-- BEGIN Given information --
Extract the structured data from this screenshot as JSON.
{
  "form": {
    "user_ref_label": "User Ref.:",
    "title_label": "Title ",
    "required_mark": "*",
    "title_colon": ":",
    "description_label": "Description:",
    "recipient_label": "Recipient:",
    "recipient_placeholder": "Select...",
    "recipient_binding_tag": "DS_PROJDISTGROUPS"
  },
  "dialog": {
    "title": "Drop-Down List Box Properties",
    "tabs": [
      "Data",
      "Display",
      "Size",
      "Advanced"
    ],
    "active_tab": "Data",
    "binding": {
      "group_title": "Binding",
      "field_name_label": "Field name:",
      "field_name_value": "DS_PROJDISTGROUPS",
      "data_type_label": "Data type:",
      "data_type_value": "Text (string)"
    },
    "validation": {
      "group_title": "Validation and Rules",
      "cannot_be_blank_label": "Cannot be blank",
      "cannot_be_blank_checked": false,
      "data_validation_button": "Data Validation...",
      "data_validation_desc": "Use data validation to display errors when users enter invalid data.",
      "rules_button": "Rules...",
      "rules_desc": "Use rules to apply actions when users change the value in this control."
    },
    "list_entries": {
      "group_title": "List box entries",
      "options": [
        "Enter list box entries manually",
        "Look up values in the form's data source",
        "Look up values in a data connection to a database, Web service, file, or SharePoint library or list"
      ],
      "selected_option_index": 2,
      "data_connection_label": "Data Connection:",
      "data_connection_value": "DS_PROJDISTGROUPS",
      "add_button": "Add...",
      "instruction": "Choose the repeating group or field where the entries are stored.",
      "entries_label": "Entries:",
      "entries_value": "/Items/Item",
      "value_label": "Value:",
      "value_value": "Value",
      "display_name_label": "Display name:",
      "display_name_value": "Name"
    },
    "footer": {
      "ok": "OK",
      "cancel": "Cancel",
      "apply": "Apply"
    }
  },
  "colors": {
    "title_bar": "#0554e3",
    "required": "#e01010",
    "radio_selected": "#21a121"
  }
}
-- END Given information --
• _Direction_:
Return all of the above records exactly, leaving no line out.

• _Problem solution_:
Extract the structured data from this screenshot as JSON.
{
  "form": {
    "user_ref_label": "User Ref.:",
    "title_label": "Title ",
    "required_mark": "*",
    "title_colon": ":",
    "description_label": "Description:",
    "recipient_label": "Recipient:",
    "recipient_placeholder": "Select...",
    "recipient_binding_tag": "DS_PROJDISTGROUPS"
  },
  "dialog": {
    "title": "Drop-Down List Box Properties",
    "tabs": [
      "Data",
      "Display",
      "Size",
      "Advanced"
    ],
    "active_tab": "Data",
    "binding": {
      "group_title": "Binding",
      "field_name_label": "Field name:",
      "field_name_value": "DS_PROJDISTGROUPS",
      "data_type_label": "Data type:",
      "data_type_value": "Text (string)"
    },
    "validation": {
      "group_title": "Validation and Rules",
      "cannot_be_blank_label": "Cannot be blank",
      "cannot_be_blank_checked": false,
      "data_validation_button": "Data Validation...",
      "data_validation_desc": "Use data validation to display errors when users enter invalid data.",
      "rules_button": "Rules...",
      "rules_desc": "Use rules to apply actions when users change the value in this control."
    },
    "list_entries": {
      "group_title": "List box entries",
      "options": [
        "Enter list box entries manually",
        "Look up values in the form's data source",
        "Look up values in a data connection to a database, Web service, file, or SharePoint library or list"
      ],
      "selected_option_index": 2,
      "data_connection_label": "Data Connection:",
      "data_connection_value": "DS_PROJDISTGROUPS",
      "add_button": "Add...",
      "instruction": "Choose the repeating group or field where the entries are stored.",
      "entries_label": "Entries:",
      "entries_value": "/Items/Item",
      "value_label": "Value:",
      "value_value": "Value",
      "display_name_label": "Display name:",
      "display_name_value": "Name"
    },
    "footer": {
      "ok": "OK",
      "cancel": "Cancel",
      "apply": "Apply"
    }
  },
  "colors": {
    "title_bar": "#0554e3",
    "required": "#e01010",
    "radio_selected": "#21a121"
  }
}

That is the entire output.